Listed records start
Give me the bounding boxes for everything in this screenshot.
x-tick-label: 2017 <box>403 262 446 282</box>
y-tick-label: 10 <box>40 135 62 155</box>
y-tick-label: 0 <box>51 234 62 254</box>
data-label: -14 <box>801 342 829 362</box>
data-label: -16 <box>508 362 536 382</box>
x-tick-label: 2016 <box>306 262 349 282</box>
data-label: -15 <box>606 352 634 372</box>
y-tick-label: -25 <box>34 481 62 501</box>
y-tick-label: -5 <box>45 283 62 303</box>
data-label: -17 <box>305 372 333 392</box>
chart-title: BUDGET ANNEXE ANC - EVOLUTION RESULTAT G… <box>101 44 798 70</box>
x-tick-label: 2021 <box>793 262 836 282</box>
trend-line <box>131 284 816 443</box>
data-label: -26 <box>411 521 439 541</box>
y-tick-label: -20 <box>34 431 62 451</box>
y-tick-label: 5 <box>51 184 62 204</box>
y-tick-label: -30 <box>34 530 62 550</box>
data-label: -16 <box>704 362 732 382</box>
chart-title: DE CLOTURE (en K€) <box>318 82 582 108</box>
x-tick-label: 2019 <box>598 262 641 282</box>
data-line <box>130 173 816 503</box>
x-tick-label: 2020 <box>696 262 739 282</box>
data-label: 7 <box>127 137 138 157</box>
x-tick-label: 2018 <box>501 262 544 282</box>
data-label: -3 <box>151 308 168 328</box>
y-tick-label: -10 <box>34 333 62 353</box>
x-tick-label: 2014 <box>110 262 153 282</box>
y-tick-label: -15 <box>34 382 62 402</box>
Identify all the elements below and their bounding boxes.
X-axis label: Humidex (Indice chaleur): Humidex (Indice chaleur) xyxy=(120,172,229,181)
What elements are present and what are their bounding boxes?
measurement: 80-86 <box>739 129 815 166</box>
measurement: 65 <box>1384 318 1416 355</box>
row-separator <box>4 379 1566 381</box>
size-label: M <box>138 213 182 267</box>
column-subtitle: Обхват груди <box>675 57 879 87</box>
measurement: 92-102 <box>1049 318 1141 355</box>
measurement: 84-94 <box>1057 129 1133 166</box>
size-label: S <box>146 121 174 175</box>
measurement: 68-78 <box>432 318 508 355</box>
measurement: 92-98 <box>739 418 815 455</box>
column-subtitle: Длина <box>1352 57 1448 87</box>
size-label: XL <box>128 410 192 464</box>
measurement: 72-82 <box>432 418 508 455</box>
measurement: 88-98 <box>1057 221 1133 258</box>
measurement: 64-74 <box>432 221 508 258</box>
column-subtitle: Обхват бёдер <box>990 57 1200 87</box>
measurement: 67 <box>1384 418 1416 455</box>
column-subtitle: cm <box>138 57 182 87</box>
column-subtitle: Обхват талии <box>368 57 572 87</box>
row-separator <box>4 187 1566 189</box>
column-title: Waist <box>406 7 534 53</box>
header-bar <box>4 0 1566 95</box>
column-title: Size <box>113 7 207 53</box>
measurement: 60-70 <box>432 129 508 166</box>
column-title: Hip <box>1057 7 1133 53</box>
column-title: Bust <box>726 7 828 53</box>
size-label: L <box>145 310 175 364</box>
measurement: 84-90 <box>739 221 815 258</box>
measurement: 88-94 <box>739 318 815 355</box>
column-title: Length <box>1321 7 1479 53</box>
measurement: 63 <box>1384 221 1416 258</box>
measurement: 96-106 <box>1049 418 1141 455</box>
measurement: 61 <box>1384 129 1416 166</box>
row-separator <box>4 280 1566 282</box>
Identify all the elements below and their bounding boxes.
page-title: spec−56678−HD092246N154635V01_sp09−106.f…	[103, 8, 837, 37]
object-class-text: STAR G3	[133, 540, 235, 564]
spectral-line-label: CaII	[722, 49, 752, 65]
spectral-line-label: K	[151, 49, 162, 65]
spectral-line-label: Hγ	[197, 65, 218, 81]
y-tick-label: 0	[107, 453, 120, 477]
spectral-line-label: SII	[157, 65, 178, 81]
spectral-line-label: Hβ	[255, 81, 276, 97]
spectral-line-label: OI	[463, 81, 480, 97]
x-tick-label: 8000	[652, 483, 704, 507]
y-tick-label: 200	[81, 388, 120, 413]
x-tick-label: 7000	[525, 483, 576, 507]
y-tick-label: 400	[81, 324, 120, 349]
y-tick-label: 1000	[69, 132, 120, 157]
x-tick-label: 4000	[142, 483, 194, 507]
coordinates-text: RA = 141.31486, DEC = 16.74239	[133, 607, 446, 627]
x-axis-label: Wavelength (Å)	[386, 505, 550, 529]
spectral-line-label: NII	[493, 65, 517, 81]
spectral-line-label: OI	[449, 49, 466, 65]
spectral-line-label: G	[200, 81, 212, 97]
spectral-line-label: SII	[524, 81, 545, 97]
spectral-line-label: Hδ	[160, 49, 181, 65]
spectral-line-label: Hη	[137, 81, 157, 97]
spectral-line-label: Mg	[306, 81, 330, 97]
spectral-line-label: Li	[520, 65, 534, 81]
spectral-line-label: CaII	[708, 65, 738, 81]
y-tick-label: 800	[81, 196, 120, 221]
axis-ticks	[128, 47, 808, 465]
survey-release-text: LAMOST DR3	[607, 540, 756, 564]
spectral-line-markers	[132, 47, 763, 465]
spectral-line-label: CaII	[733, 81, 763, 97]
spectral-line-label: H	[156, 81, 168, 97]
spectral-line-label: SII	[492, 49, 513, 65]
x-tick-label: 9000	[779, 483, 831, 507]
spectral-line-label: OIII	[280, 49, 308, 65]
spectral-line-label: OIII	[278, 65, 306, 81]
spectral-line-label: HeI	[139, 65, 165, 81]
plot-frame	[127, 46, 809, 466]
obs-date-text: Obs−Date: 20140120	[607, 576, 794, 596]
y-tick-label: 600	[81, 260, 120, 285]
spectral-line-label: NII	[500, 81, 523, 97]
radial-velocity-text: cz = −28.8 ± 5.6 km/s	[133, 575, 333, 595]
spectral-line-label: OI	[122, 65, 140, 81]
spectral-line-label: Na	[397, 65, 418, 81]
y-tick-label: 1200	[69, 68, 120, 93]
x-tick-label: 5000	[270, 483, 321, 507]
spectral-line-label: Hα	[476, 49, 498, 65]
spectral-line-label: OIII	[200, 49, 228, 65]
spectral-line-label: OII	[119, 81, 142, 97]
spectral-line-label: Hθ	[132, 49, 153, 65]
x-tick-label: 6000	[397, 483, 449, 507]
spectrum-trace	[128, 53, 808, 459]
Listed records end
## Short problem
Update the entries from the start through the line containing "data-label: -14 <box>801 342 829 362</box>", replacing "y-tick-label" with "y-axis-label" and leaving everything else unchanged.

## Answer for the task
Give me the bounding boxes for everything in this screenshot.
x-tick-label: 2017 <box>403 262 446 282</box>
y-axis-label: 10 <box>40 135 62 155</box>
y-axis-label: 0 <box>51 234 62 254</box>
data-label: -14 <box>801 342 829 362</box>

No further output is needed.